Dataset items:
>> BEGIN
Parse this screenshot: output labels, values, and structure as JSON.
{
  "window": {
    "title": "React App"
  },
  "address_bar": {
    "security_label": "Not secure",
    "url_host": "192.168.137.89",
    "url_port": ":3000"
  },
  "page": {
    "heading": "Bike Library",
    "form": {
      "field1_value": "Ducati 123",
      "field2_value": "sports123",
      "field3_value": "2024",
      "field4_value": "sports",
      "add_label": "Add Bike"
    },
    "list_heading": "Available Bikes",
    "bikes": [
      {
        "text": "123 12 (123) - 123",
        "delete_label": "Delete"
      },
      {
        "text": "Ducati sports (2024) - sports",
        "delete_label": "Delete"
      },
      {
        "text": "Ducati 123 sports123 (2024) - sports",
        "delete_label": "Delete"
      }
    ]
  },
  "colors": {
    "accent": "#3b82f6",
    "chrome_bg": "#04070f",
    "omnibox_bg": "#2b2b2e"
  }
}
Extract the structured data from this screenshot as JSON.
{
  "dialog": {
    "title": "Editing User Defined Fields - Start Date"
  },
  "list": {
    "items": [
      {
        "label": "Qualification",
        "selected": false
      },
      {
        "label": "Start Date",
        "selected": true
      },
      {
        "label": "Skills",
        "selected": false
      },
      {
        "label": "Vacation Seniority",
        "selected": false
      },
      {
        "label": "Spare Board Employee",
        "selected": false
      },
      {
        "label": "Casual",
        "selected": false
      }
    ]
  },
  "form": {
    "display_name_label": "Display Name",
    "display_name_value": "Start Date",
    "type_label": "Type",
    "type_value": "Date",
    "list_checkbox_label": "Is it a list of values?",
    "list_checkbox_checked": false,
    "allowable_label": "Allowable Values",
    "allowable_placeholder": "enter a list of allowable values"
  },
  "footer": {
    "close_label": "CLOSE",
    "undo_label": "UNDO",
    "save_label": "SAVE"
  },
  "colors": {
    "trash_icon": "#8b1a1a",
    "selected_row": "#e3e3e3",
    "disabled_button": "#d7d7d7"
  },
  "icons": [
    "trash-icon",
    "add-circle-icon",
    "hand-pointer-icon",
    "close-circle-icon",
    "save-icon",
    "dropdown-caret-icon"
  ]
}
>> END
THE EXERCISE >> Give every line of the material again, exactly as it reads.

RESULT OF THIS TASK >>
Parse this screenshot: output labels, values, and structure as JSON.
{
  "window": {
    "title": "React App"
  },
  "address_bar": {
    "security_label": "Not secure",
    "url_host": "192.168.137.89",
    "url_port": ":3000"
  },
  "page": {
    "heading": "Bike Library",
    "form": {
      "field1_value": "Ducati 123",
      "field2_value": "sports123",
      "field3_value": "2024",
      "field4_value": "sports",
      "add_label": "Add Bike"
    },
    "list_heading": "Available Bikes",
    "bikes": [
      {
        "text": "123 12 (123) - 123",
        "delete_label": "Delete"
      },
      {
        "text": "Ducati sports (2024) - sports",
        "delete_label": "Delete"
      },
      {
        "text": "Ducati 123 sports123 (2024) - sports",
        "delete_label": "Delete"
      }
    ]
  },
  "colors": {
    "accent": "#3b82f6",
    "chrome_bg": "#04070f",
    "omnibox_bg": "#2b2b2e"
  }
}
Extract the structured data from this screenshot as JSON.
{
  "dialog": {
    "title": "Editing User Defined Fields - Start Date"
  },
  "list": {
    "items": [
      {
        "label": "Qualification",
        "selected": false
      },
      {
        "label": "Start Date",
        "selected": true
      },
      {
        "label": "Skills",
        "selected": false
      },
      {
        "label": "Vacation Seniority",
        "selected": false
      },
      {
        "label": "Spare Board Employee",
        "selected": false
      },
      {
        "label": "Casual",
        "selected": false
      }
    ]
  },
  "form": {
    "display_name_label": "Display Name",
    "display_name_value": "Start Date",
    "type_label": "Type",
    "type_value": "Date",
    "list_checkbox_label": "Is it a list of values?",
    "list_checkbox_checked": false,
    "allowable_label": "Allowable Values",
    "allowable_placeholder": "enter a list of allowable values"
  },
  "footer": {
    "close_label": "CLOSE",
    "undo_label": "UNDO",
    "save_label": "SAVE"
  },
  "colors": {
    "trash_icon": "#8b1a1a",
    "selected_row": "#e3e3e3",
    "disabled_button": "#d7d7d7"
  },
  "icons": [
    "trash-icon",
    "add-circle-icon",
    "hand-pointer-icon",
    "close-circle-icon",
    "save-icon",
    "dropdown-caret-icon"
  ]
}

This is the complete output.